# DATASET start

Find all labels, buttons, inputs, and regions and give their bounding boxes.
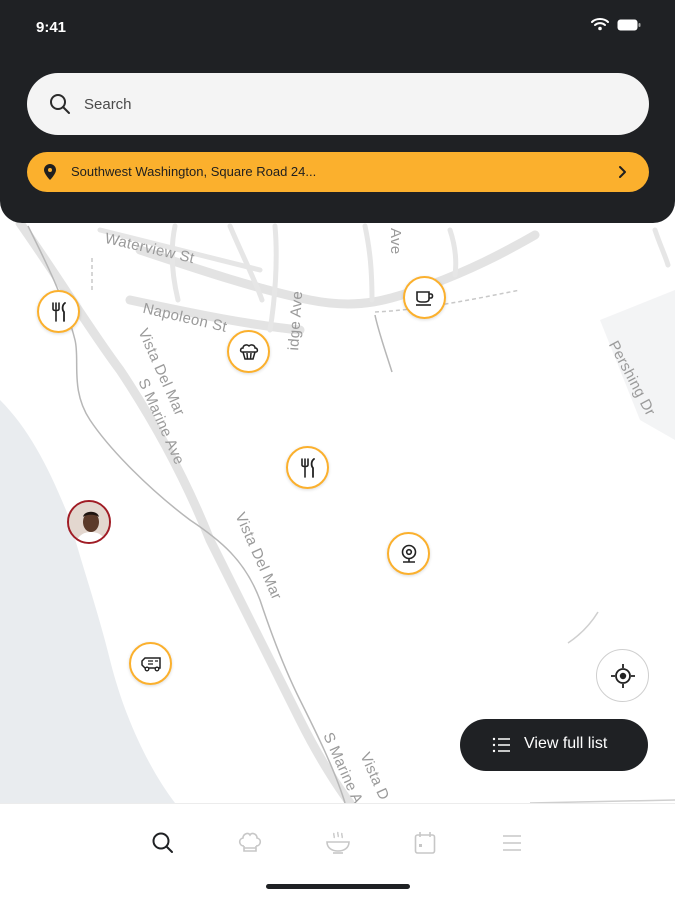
view-full-list-button[interactable]: View full list (460, 719, 648, 771)
fork-knife-icon (51, 301, 66, 322)
location-bar[interactable]: Southwest Washington, Square Road 24... (27, 152, 649, 192)
bakery-marker[interactable] (227, 330, 270, 373)
street-label: Ave (387, 228, 404, 255)
tab-chef[interactable] (235, 828, 265, 858)
search-bar[interactable] (27, 73, 649, 135)
cafe-marker[interactable] (403, 276, 446, 319)
home-indicator (266, 884, 410, 889)
bowl-icon (326, 831, 350, 854)
restaurant-marker[interactable] (286, 446, 329, 489)
food-truck-marker[interactable] (129, 642, 172, 685)
tab-menu[interactable] (497, 828, 527, 858)
tab-search[interactable] (148, 828, 178, 858)
chevron-right-icon[interactable] (618, 165, 628, 179)
muffin-icon (239, 343, 258, 360)
food-truck-icon (140, 656, 161, 671)
search-icon (152, 832, 173, 853)
search-input[interactable] (84, 90, 624, 118)
wifi-icon (591, 18, 609, 31)
location-pin-icon (44, 164, 56, 180)
search-icon (50, 94, 70, 114)
chef-hat-icon (238, 832, 262, 852)
fork-knife-icon (300, 457, 315, 478)
battery-icon (617, 19, 641, 31)
tab-dish[interactable] (323, 828, 353, 858)
calendar-icon (414, 832, 436, 854)
view-full-list-label: View full list (524, 735, 608, 752)
locate-me-button[interactable] (596, 649, 649, 702)
status-time: 9:41 (36, 19, 67, 36)
list-icon (492, 737, 510, 753)
header: 9:41 Southwest Washington, Square Road 2… (0, 0, 675, 223)
restaurant-marker[interactable] (37, 290, 80, 333)
coffee-cup-icon (415, 290, 433, 306)
status-bar: 9:41 (0, 0, 675, 56)
menu-icon (503, 835, 521, 851)
location-text: Southwest Washington, Square Road 24... (71, 164, 317, 179)
webcam-icon (401, 544, 416, 563)
user-avatar[interactable] (67, 500, 111, 544)
crosshair-icon (610, 663, 635, 688)
tab-calendar[interactable] (410, 828, 440, 858)
webcam-marker[interactable] (387, 532, 430, 575)
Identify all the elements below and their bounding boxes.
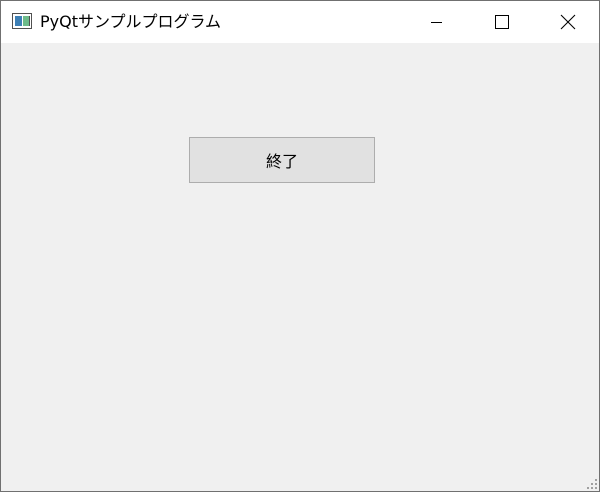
window-title: PyQtサンプルプログラム xyxy=(40,12,222,31)
minimize-button[interactable] xyxy=(403,1,469,43)
maximize-icon xyxy=(495,15,509,29)
close-icon xyxy=(560,14,576,30)
maximize-button[interactable] xyxy=(469,1,535,43)
app-window-icon[interactable] xyxy=(12,13,32,29)
app-window: PyQtサンプルプログラム 終了 xyxy=(0,0,600,492)
icon-pane-divider xyxy=(29,16,30,26)
close-button[interactable] xyxy=(535,1,599,43)
quit-button[interactable]: 終了 xyxy=(189,137,375,183)
title-bar[interactable]: PyQtサンプルプログラム xyxy=(1,1,599,43)
icon-pane-blue xyxy=(15,16,22,26)
resize-grip-icon[interactable] xyxy=(587,479,597,489)
minimize-icon xyxy=(431,22,442,23)
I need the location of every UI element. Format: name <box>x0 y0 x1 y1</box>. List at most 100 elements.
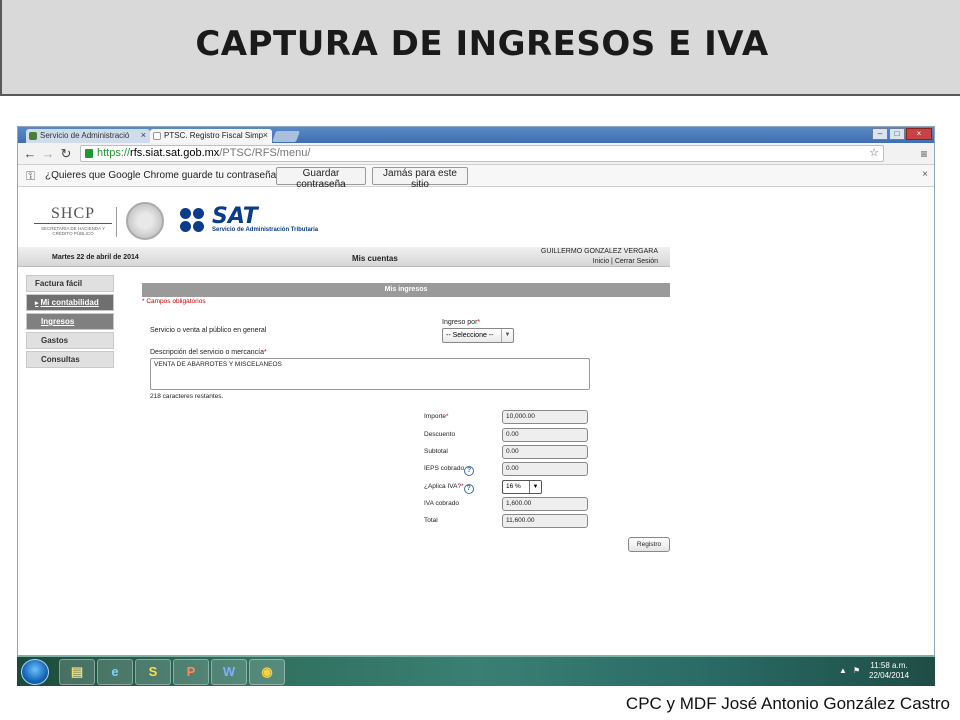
help-icon[interactable]: ? <box>463 484 474 494</box>
close-tab-icon[interactable]: × <box>263 130 268 140</box>
sat-favicon-icon <box>29 132 37 140</box>
maximize-icon[interactable]: □ <box>889 128 905 140</box>
sat-dots-icon <box>180 208 208 234</box>
word-icon[interactable]: W <box>211 659 247 685</box>
form-heading: Mis ingresos <box>142 283 670 297</box>
descuento-label: Descuento <box>424 431 456 438</box>
sat-logo-text: SAT <box>212 204 258 229</box>
description-textarea[interactable]: VENTA DE ABARROTES Y MISCELANEOS <box>150 358 590 390</box>
shcp-logo: SHCP SECRETARÍA DE HACIENDA Y CRÉDITO PÚ… <box>34 205 112 239</box>
logo-divider <box>116 207 117 237</box>
clock-time: 11:58 a.m. <box>870 661 908 670</box>
section-title: Mis cuentas <box>352 254 398 263</box>
address-bar[interactable]: https://rfs.siat.sat.gob.mx/PTSC/RFS/men… <box>80 145 884 162</box>
ieps-field[interactable]: 0.00 <box>502 462 588 476</box>
back-arrow-icon[interactable]: ← <box>22 146 38 162</box>
subtotal-field: 0.00 <box>502 445 588 459</box>
shcp-logo-text: SHCP <box>34 205 112 224</box>
dropdown-arrow-icon: ▼ <box>529 481 541 493</box>
minimize-icon[interactable]: – <box>872 128 888 140</box>
file-explorer-icon[interactable]: ▤ <box>59 659 95 685</box>
forward-arrow-icon[interactable]: → <box>40 146 56 162</box>
slide-title-band: CAPTURA DE INGRESOS E IVA <box>0 0 960 96</box>
importe-label: Importe* <box>424 413 449 420</box>
iva-cobrado-field: 1,600.00 <box>502 497 588 511</box>
url-path: /PTSC/RFS/menu/ <box>219 147 311 159</box>
url-scheme: https:// <box>97 147 131 159</box>
user-info: GUILLERMO GONZALEZ VERGARA Inicio | Cerr… <box>541 248 658 265</box>
subtotal-label: Subtotal <box>424 448 448 455</box>
aplica-iva-value: 16 % <box>506 483 521 490</box>
description-label: Descripción del servicio o mercancía* <box>150 349 267 356</box>
current-date: Martes 22 de abril de 2014 <box>52 254 139 261</box>
new-tab-button[interactable] <box>271 131 301 142</box>
required-note: * Campos obligatorios <box>142 298 206 305</box>
ingreso-por-select[interactable]: -- Seleccione -- ▼ <box>442 328 514 343</box>
key-icon: ⚿ <box>26 169 36 183</box>
aplica-iva-label: ¿Aplica IVA?*? <box>424 483 474 494</box>
sidebar-item-ingresos[interactable]: Ingresos <box>26 313 114 330</box>
service-label: Servicio o venta al público en general <box>150 327 267 334</box>
characters-remaining: 218 caracteres restantes. <box>150 393 224 400</box>
never-save-button[interactable]: Jamás para este sitio <box>372 167 468 190</box>
tab-strip: Servicio de Administració × PTSC. Regist… <box>18 127 934 143</box>
clock[interactable]: 11:58 a.m. 22/04/2014 <box>869 661 909 681</box>
importe-field[interactable]: 10,000.00 <box>502 410 588 424</box>
income-form: Mis ingresos * Campos obligatorios Servi… <box>142 283 670 573</box>
app-icon[interactable]: S <box>135 659 171 685</box>
importe-label-text: Importe <box>424 413 447 420</box>
total-field: 11,600.00 <box>502 514 588 528</box>
infobar-close-icon[interactable]: × <box>922 169 928 180</box>
browser-toolbar: ← → ↻ https://rfs.siat.sat.gob.mx/PTSC/R… <box>18 143 934 165</box>
slide-title: CAPTURA DE INGRESOS E IVA <box>195 24 769 64</box>
url-host: rfs.siat.sat.gob.mx <box>130 147 220 159</box>
lock-icon <box>85 149 93 158</box>
save-password-button[interactable]: Guardar contraseña <box>276 167 366 190</box>
sat-logo-subtext: Servicio de Administración Tributaria <box>212 227 319 233</box>
sidebar-item-gastos[interactable]: Gastos <box>26 332 114 349</box>
ieps-label: IEPS cobrado? <box>424 465 475 476</box>
action-center-flag-icon[interactable]: ⚑ <box>853 666 860 675</box>
infobar-message: ¿Quieres que Google Chrome guarde tu con… <box>45 170 282 181</box>
ieps-label-text: IEPS cobrado <box>424 465 465 472</box>
start-button-icon[interactable] <box>21 659 49 685</box>
shcp-logo-subtext: SECRETARÍA DE HACIENDA Y CRÉDITO PÚBLICO <box>40 226 106 236</box>
descuento-field[interactable]: 0.00 <box>502 428 588 442</box>
menu-icon[interactable]: ≡ <box>916 146 932 162</box>
password-infobar: ⚿ ¿Quieres que Google Chrome guarde tu c… <box>18 165 934 190</box>
iva-cobrado-label: IVA cobrado <box>424 500 459 507</box>
internet-explorer-icon[interactable]: e <box>97 659 133 685</box>
tab-label: Servicio de Administració <box>40 131 130 140</box>
account-bar: Martes 22 de abril de 2014 Mis cuentas G… <box>18 247 670 267</box>
close-tab-icon[interactable]: × <box>141 130 146 140</box>
aplica-iva-select[interactable]: 16 % ▼ <box>502 480 542 494</box>
system-tray: ▲ ⚑ 11:58 a.m. 22/04/2014 <box>839 660 929 684</box>
tab-label: PTSC. Registro Fiscal Simp <box>164 131 264 140</box>
browser-window: Servicio de Administració × PTSC. Regist… <box>17 126 935 656</box>
window-controls: – □ × <box>872 128 932 140</box>
sidebar-nav: Factura fácil Mi contabilidad Ingresos G… <box>26 275 114 370</box>
page-favicon-icon <box>153 132 161 140</box>
taskbar: ▤ e S P W ◉ ▲ ⚑ 11:58 a.m. 22/04/2014 <box>17 656 935 686</box>
ingreso-por-label: Ingreso por* <box>442 319 481 326</box>
aplica-iva-label-text: ¿Aplica IVA? <box>424 483 462 490</box>
user-name: GUILLERMO GONZALEZ VERGARA <box>540 248 658 255</box>
bookmark-star-icon[interactable]: ☆ <box>869 146 879 161</box>
show-hidden-icons-icon[interactable]: ▲ <box>839 666 847 675</box>
sidebar-item-factura-facil[interactable]: Factura fácil <box>26 275 114 292</box>
reload-icon[interactable]: ↻ <box>58 146 74 162</box>
help-icon[interactable]: ? <box>464 466 475 476</box>
clock-date: 22/04/2014 <box>869 671 910 680</box>
close-window-icon[interactable]: × <box>906 128 932 140</box>
tab-sat[interactable]: Servicio de Administració × <box>26 129 150 143</box>
sidebar-item-consultas[interactable]: Consultas <box>26 351 114 368</box>
tab-ptsc[interactable]: PTSC. Registro Fiscal Simp × <box>150 129 272 143</box>
session-links[interactable]: Inicio | Cerrar Sesión <box>541 258 658 265</box>
sidebar-item-mi-contabilidad[interactable]: Mi contabilidad <box>26 294 114 311</box>
ingreso-por-label-text: Ingreso por <box>442 319 478 326</box>
registro-button[interactable]: Registro <box>628 537 670 552</box>
ingreso-por-value: -- Seleccione -- <box>446 332 494 339</box>
powerpoint-icon[interactable]: P <box>173 659 209 685</box>
national-seal-icon <box>126 202 164 240</box>
chrome-icon[interactable]: ◉ <box>249 659 285 685</box>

# DATASET end

### TASK DETAILS
Count the lines in the entries above that contain the string "date", treating uppercase and lowercase as different. Reply with the number alone.

### EXERCISE RESULT
2